== Contenido de datos ==

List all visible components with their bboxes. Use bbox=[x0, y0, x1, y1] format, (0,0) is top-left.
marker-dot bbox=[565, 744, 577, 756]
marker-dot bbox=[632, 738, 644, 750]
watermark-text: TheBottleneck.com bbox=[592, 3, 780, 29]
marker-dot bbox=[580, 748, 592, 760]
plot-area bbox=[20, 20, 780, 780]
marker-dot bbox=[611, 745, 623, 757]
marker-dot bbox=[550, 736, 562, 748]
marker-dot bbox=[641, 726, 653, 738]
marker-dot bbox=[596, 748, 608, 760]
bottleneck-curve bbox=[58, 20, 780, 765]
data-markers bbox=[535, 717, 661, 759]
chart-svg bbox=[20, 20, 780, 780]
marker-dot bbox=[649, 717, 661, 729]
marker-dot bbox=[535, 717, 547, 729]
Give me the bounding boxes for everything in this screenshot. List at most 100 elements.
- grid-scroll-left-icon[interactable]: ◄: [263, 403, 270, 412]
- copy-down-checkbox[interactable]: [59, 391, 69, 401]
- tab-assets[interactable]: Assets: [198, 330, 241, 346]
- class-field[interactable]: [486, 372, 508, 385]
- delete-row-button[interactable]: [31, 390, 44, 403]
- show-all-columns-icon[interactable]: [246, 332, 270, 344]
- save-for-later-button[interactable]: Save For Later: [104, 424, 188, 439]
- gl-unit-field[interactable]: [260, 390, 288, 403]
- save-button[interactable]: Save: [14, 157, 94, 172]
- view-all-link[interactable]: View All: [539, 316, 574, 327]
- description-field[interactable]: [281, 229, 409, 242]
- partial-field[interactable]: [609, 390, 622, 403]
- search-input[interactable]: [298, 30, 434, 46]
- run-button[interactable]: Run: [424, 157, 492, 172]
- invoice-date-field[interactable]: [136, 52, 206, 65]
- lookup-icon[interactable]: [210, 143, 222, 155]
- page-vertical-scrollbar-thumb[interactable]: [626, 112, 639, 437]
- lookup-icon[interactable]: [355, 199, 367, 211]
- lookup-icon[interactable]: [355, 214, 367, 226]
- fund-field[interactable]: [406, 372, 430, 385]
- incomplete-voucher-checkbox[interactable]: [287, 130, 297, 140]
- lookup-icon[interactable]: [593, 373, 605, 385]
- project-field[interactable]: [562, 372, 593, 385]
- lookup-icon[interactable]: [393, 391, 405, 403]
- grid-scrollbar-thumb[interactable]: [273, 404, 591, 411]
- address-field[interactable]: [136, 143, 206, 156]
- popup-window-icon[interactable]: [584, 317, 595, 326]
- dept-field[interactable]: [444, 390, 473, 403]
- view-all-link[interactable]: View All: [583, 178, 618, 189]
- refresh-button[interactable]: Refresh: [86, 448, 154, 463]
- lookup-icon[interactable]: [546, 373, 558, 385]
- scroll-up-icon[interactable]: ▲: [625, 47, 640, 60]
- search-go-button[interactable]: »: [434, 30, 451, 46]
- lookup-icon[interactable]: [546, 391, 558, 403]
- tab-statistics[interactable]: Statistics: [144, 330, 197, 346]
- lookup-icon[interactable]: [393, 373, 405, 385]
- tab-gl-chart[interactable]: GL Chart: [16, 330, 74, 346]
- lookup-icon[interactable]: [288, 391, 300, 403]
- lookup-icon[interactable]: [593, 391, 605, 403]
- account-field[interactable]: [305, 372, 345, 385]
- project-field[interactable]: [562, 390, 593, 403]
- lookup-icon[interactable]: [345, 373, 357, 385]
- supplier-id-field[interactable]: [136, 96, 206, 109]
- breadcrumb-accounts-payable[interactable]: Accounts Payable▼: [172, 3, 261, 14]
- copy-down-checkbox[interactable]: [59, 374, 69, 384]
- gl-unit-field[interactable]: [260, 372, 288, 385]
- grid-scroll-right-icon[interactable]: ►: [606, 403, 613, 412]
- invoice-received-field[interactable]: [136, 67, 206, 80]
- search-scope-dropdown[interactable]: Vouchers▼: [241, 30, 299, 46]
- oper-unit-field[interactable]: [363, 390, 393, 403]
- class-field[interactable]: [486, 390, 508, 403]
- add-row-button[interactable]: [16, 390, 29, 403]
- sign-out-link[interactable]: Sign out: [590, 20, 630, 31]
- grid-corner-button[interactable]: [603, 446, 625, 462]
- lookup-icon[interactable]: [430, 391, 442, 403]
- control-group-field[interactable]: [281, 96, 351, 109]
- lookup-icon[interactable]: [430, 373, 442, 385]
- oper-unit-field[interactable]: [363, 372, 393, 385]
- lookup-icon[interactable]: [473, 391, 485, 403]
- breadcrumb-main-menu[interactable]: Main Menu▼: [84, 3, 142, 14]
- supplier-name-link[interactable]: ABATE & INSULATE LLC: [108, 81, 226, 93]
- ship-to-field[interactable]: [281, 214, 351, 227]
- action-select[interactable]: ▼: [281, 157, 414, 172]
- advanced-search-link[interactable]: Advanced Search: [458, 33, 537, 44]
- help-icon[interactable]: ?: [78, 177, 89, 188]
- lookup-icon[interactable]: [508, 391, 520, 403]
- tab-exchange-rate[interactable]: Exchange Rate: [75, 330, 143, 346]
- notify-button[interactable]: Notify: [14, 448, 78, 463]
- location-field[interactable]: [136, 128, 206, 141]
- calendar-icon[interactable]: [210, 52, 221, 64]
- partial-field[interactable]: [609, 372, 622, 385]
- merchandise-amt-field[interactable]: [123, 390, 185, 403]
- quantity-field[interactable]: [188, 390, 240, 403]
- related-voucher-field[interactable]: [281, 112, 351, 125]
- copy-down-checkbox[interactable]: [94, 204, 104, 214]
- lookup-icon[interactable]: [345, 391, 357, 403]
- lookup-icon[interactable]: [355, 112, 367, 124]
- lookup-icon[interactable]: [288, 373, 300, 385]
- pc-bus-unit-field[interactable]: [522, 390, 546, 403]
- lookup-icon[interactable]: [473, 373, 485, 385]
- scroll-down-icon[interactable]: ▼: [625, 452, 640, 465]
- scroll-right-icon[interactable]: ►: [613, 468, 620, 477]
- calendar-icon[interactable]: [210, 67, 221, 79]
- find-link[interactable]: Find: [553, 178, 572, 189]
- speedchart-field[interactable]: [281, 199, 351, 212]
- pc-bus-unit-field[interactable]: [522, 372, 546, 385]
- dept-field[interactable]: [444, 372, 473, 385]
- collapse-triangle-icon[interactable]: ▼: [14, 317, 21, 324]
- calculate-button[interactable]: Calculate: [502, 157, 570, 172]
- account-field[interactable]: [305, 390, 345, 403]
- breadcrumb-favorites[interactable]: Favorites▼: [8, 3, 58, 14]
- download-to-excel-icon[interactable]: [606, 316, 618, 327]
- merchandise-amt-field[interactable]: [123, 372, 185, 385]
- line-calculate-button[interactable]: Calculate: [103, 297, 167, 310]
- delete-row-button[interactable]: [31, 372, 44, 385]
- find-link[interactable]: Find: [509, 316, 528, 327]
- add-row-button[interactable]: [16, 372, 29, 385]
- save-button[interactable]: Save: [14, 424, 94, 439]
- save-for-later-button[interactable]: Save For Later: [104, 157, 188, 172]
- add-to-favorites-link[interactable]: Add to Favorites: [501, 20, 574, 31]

===

### El problema
¿Podrías transcribir estas líneas de datos tal cual, sin cambiar nada?

### Respuesta
List all visible components with their bboxes. Use bbox=[x0, y0, x1, y1] format, (0,0) is top-left.
marker-dot bbox=[565, 744, 577, 756]
marker-dot bbox=[632, 738, 644, 750]
watermark-text: TheBottleneck.com bbox=[592, 3, 780, 29]
marker-dot bbox=[580, 748, 592, 760]
plot-area bbox=[20, 20, 780, 780]
marker-dot bbox=[611, 745, 623, 757]
marker-dot bbox=[550, 736, 562, 748]
marker-dot bbox=[641, 726, 653, 738]
marker-dot bbox=[596, 748, 608, 760]
bottleneck-curve bbox=[58, 20, 780, 765]
data-markers bbox=[535, 717, 661, 759]
chart-svg bbox=[20, 20, 780, 780]
marker-dot bbox=[649, 717, 661, 729]
marker-dot bbox=[535, 717, 547, 729]
Give me the bounding boxes for everything in this screenshot. List at most 100 elements.
- grid-scroll-left-icon[interactable]: ◄: [263, 403, 270, 412]
- copy-down-checkbox[interactable]: [59, 391, 69, 401]
- tab-assets[interactable]: Assets: [198, 330, 241, 346]
- class-field[interactable]: [486, 372, 508, 385]
- delete-row-button[interactable]: [31, 390, 44, 403]
- show-all-columns-icon[interactable]: [246, 332, 270, 344]
- save-for-later-button[interactable]: Save For Later: [104, 424, 188, 439]
- gl-unit-field[interactable]: [260, 390, 288, 403]
- save-button[interactable]: Save: [14, 157, 94, 172]
- view-all-link[interactable]: View All: [539, 316, 574, 327]
- description-field[interactable]: [281, 229, 409, 242]
- partial-field[interactable]: [609, 390, 622, 403]
- search-input[interactable]: [298, 30, 434, 46]
- run-button[interactable]: Run: [424, 157, 492, 172]
- invoice-date-field[interactable]: [136, 52, 206, 65]
- lookup-icon[interactable]: [210, 143, 222, 155]
- page-vertical-scrollbar-thumb[interactable]: [626, 112, 639, 437]
- lookup-icon[interactable]: [355, 199, 367, 211]
- lookup-icon[interactable]: [355, 214, 367, 226]
- fund-field[interactable]: [406, 372, 430, 385]
- incomplete-voucher-checkbox[interactable]: [287, 130, 297, 140]
- lookup-icon[interactable]: [593, 373, 605, 385]
- project-field[interactable]: [562, 372, 593, 385]
- lookup-icon[interactable]: [393, 391, 405, 403]
- grid-scrollbar-thumb[interactable]: [273, 404, 591, 411]
- address-field[interactable]: [136, 143, 206, 156]
- popup-window-icon[interactable]: [584, 317, 595, 326]
- dept-field[interactable]: [444, 390, 473, 403]
- view-all-link[interactable]: View All: [583, 178, 618, 189]
- refresh-button[interactable]: Refresh: [86, 448, 154, 463]
- lookup-icon[interactable]: [546, 373, 558, 385]
- scroll-up-icon[interactable]: ▲: [625, 47, 640, 60]
- search-go-button[interactable]: »: [434, 30, 451, 46]
- lookup-icon[interactable]: [546, 391, 558, 403]
- tab-statistics[interactable]: Statistics: [144, 330, 197, 346]
- lookup-icon[interactable]: [393, 373, 405, 385]
- tab-gl-chart[interactable]: GL Chart: [16, 330, 74, 346]
- lookup-icon[interactable]: [288, 391, 300, 403]
- lookup-icon[interactable]: [593, 391, 605, 403]
- account-field[interactable]: [305, 372, 345, 385]
- project-field[interactable]: [562, 390, 593, 403]
- lookup-icon[interactable]: [345, 373, 357, 385]
- supplier-id-field[interactable]: [136, 96, 206, 109]
- breadcrumb-accounts-payable[interactable]: Accounts Payable▼: [172, 3, 261, 14]
- copy-down-checkbox[interactable]: [59, 374, 69, 384]
- gl-unit-field[interactable]: [260, 372, 288, 385]
- grid-scroll-right-icon[interactable]: ►: [606, 403, 613, 412]
- invoice-received-field[interactable]: [136, 67, 206, 80]
- search-scope-dropdown[interactable]: Vouchers▼: [241, 30, 299, 46]
- oper-unit-field[interactable]: [363, 390, 393, 403]
- class-field[interactable]: [486, 390, 508, 403]
- add-row-button[interactable]: [16, 390, 29, 403]
- sign-out-link[interactable]: Sign out: [590, 20, 630, 31]
- grid-corner-button[interactable]: [603, 446, 625, 462]
- lookup-icon[interactable]: [430, 391, 442, 403]
- control-group-field[interactable]: [281, 96, 351, 109]
- lookup-icon[interactable]: [430, 373, 442, 385]
- oper-unit-field[interactable]: [363, 372, 393, 385]
- lookup-icon[interactable]: [473, 391, 485, 403]
- breadcrumb-main-menu[interactable]: Main Menu▼: [84, 3, 142, 14]
- supplier-name-link[interactable]: ABATE & INSULATE LLC: [108, 81, 226, 93]
- ship-to-field[interactable]: [281, 214, 351, 227]
- action-select[interactable]: ▼: [281, 157, 414, 172]
- advanced-search-link[interactable]: Advanced Search: [458, 33, 537, 44]
- help-icon[interactable]: ?: [78, 177, 89, 188]
- lookup-icon[interactable]: [508, 391, 520, 403]
- tab-exchange-rate[interactable]: Exchange Rate: [75, 330, 143, 346]
- notify-button[interactable]: Notify: [14, 448, 78, 463]
- location-field[interactable]: [136, 128, 206, 141]
- calendar-icon[interactable]: [210, 52, 221, 64]
- partial-field[interactable]: [609, 372, 622, 385]
- merchandise-amt-field[interactable]: [123, 390, 185, 403]
- quantity-field[interactable]: [188, 390, 240, 403]
- related-voucher-field[interactable]: [281, 112, 351, 125]
- copy-down-checkbox[interactable]: [94, 204, 104, 214]
- lookup-icon[interactable]: [345, 391, 357, 403]
- lookup-icon[interactable]: [355, 112, 367, 124]
- lookup-icon[interactable]: [288, 373, 300, 385]
- pc-bus-unit-field[interactable]: [522, 390, 546, 403]
- lookup-icon[interactable]: [473, 373, 485, 385]
- scroll-down-icon[interactable]: ▼: [625, 452, 640, 465]
- scroll-right-icon[interactable]: ►: [613, 468, 620, 477]
- calendar-icon[interactable]: [210, 67, 221, 79]
- find-link[interactable]: Find: [553, 178, 572, 189]
- speedchart-field[interactable]: [281, 199, 351, 212]
- pc-bus-unit-field[interactable]: [522, 372, 546, 385]
- dept-field[interactable]: [444, 372, 473, 385]
- collapse-triangle-icon[interactable]: ▼: [14, 317, 21, 324]
- calculate-button[interactable]: Calculate: [502, 157, 570, 172]
- account-field[interactable]: [305, 390, 345, 403]
- breadcrumb-favorites[interactable]: Favorites▼: [8, 3, 58, 14]
- download-to-excel-icon[interactable]: [606, 316, 618, 327]
- merchandise-amt-field[interactable]: [123, 372, 185, 385]
- line-calculate-button[interactable]: Calculate: [103, 297, 167, 310]
- delete-row-button[interactable]: [31, 372, 44, 385]
- find-link[interactable]: Find: [509, 316, 528, 327]
- add-row-button[interactable]: [16, 372, 29, 385]
- save-button[interactable]: Save: [14, 424, 94, 439]
- save-for-later-button[interactable]: Save For Later: [104, 157, 188, 172]
- add-to-favorites-link[interactable]: Add to Favorites: [501, 20, 574, 31]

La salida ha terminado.